* **WHAT YOU NEED TO DO**: Transcribe every entry word for word, leaving out all images.

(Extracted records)
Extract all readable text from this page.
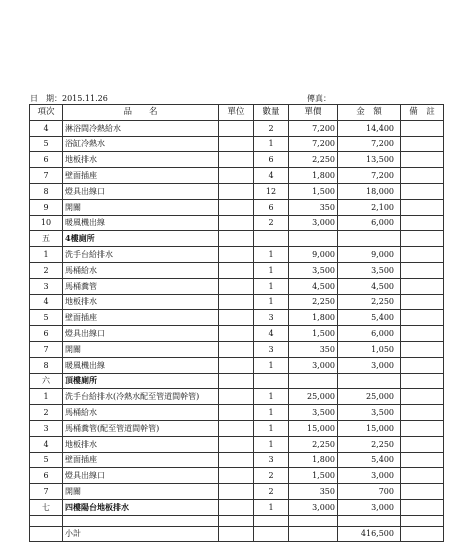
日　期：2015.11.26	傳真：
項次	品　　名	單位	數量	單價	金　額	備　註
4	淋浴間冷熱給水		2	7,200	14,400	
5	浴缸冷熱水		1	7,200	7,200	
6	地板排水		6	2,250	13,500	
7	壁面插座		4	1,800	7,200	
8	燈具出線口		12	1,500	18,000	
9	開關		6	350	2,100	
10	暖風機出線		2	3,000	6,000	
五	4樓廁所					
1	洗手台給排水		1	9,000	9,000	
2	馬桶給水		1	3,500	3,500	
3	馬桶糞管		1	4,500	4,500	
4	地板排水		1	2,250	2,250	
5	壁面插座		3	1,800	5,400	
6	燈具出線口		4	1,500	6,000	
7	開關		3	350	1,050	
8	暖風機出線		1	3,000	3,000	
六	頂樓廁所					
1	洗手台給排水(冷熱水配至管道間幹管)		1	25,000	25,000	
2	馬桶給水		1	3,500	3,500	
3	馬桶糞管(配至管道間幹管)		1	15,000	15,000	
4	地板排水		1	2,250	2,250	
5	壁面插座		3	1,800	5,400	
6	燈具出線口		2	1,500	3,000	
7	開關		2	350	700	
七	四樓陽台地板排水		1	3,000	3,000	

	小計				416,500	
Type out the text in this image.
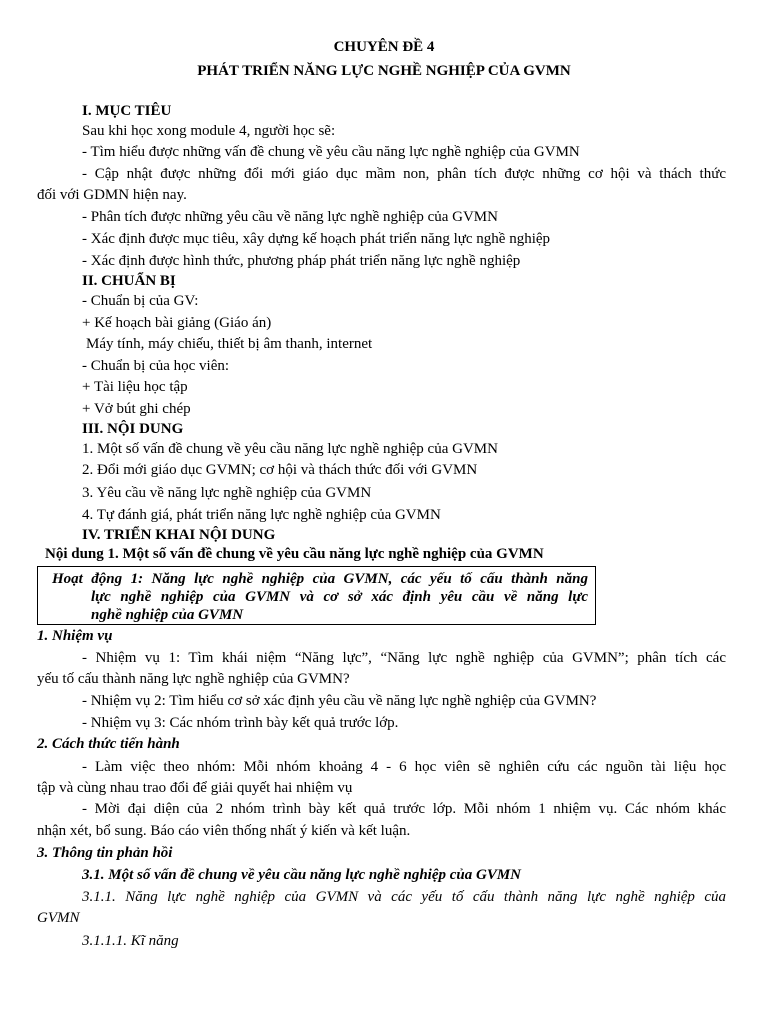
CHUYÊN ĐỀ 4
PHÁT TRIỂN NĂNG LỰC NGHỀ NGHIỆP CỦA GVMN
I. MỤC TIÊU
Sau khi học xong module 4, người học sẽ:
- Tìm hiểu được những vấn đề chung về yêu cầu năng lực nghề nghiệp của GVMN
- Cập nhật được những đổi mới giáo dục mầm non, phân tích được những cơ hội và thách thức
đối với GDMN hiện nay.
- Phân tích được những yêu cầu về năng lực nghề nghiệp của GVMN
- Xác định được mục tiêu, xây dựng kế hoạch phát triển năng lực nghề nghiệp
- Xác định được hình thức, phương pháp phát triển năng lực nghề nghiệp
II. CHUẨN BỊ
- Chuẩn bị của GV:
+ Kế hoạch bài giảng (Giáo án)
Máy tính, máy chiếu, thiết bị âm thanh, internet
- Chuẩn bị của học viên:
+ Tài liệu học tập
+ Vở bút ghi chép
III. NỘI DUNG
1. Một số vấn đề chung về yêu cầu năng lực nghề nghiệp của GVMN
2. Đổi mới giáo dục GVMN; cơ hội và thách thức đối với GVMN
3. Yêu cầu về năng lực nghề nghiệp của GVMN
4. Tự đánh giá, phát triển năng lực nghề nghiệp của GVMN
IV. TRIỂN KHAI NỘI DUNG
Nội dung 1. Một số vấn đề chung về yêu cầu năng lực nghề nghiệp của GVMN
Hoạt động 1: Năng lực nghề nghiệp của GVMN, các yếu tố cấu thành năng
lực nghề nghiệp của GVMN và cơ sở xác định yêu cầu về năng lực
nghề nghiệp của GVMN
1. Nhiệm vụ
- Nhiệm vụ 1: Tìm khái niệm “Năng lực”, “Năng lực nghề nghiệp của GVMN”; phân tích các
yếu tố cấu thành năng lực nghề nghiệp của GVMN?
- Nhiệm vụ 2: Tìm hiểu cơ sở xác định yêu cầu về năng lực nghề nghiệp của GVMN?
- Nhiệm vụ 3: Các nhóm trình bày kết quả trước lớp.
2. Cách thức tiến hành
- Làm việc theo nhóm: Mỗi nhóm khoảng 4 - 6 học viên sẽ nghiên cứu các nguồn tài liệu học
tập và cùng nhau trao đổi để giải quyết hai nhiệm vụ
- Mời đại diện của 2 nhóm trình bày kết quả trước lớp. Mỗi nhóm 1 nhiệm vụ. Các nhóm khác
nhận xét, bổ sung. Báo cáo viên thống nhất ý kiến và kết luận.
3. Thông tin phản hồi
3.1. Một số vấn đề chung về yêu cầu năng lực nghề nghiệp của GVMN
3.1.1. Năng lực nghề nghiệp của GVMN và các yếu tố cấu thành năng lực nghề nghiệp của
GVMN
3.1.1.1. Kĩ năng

* **TASK RESPONSE**:
Extract all readable text from this page.
日　期：2015.11.26	傳真：
項次	品　　名	單位	數量	單價	金　額	備　註
4	淋浴間冷熱給水		2	7,200	14,400	
5	浴缸冷熱水		1	7,200	7,200	
6	地板排水		6	2,250	13,500	
7	壁面插座		4	1,800	7,200	
8	燈具出線口		12	1,500	18,000	
9	開關		6	350	2,100	
10	暖風機出線		2	3,000	6,000	
五	4樓廁所					
1	洗手台給排水		1	9,000	9,000	
2	馬桶給水		1	3,500	3,500	
3	馬桶糞管		1	4,500	4,500	
4	地板排水		1	2,250	2,250	
5	壁面插座		3	1,800	5,400	
6	燈具出線口		4	1,500	6,000	
7	開關		3	350	1,050	
8	暖風機出線		1	3,000	3,000	
六	頂樓廁所					
1	洗手台給排水(冷熱水配至管道間幹管)		1	25,000	25,000	
2	馬桶給水		1	3,500	3,500	
3	馬桶糞管(配至管道間幹管)		1	15,000	15,000	
4	地板排水		1	2,250	2,250	
5	壁面插座		3	1,800	5,400	
6	燈具出線口		2	1,500	3,000	
7	開關		2	350	700	
七	四樓陽台地板排水		1	3,000	3,000	

	小計				416,500	
Type out the text in this image.
CHUYÊN ĐỀ 4
PHÁT TRIỂN NĂNG LỰC NGHỀ NGHIỆP CỦA GVMN
I. MỤC TIÊU
Sau khi học xong module 4, người học sẽ:
- Tìm hiểu được những vấn đề chung về yêu cầu năng lực nghề nghiệp của GVMN
- Cập nhật được những đổi mới giáo dục mầm non, phân tích được những cơ hội và thách thức
đối với GDMN hiện nay.
- Phân tích được những yêu cầu về năng lực nghề nghiệp của GVMN
- Xác định được mục tiêu, xây dựng kế hoạch phát triển năng lực nghề nghiệp
- Xác định được hình thức, phương pháp phát triển năng lực nghề nghiệp
II. CHUẨN BỊ
- Chuẩn bị của GV:
+ Kế hoạch bài giảng (Giáo án)
Máy tính, máy chiếu, thiết bị âm thanh, internet
- Chuẩn bị của học viên:
+ Tài liệu học tập
+ Vở bút ghi chép
III. NỘI DUNG
1. Một số vấn đề chung về yêu cầu năng lực nghề nghiệp của GVMN
2. Đổi mới giáo dục GVMN; cơ hội và thách thức đối với GVMN
3. Yêu cầu về năng lực nghề nghiệp của GVMN
4. Tự đánh giá, phát triển năng lực nghề nghiệp của GVMN
IV. TRIỂN KHAI NỘI DUNG
Nội dung 1. Một số vấn đề chung về yêu cầu năng lực nghề nghiệp của GVMN
Hoạt động 1: Năng lực nghề nghiệp của GVMN, các yếu tố cấu thành năng
lực nghề nghiệp của GVMN và cơ sở xác định yêu cầu về năng lực
nghề nghiệp của GVMN
1. Nhiệm vụ
- Nhiệm vụ 1: Tìm khái niệm “Năng lực”, “Năng lực nghề nghiệp của GVMN”; phân tích các
yếu tố cấu thành năng lực nghề nghiệp của GVMN?
- Nhiệm vụ 2: Tìm hiểu cơ sở xác định yêu cầu về năng lực nghề nghiệp của GVMN?
- Nhiệm vụ 3: Các nhóm trình bày kết quả trước lớp.
2. Cách thức tiến hành
- Làm việc theo nhóm: Mỗi nhóm khoảng 4 - 6 học viên sẽ nghiên cứu các nguồn tài liệu học
tập và cùng nhau trao đổi để giải quyết hai nhiệm vụ
- Mời đại diện của 2 nhóm trình bày kết quả trước lớp. Mỗi nhóm 1 nhiệm vụ. Các nhóm khác
nhận xét, bổ sung. Báo cáo viên thống nhất ý kiến và kết luận.
3. Thông tin phản hồi
3.1. Một số vấn đề chung về yêu cầu năng lực nghề nghiệp của GVMN
3.1.1. Năng lực nghề nghiệp của GVMN và các yếu tố cấu thành năng lực nghề nghiệp của
GVMN
3.1.1.1. Kĩ năng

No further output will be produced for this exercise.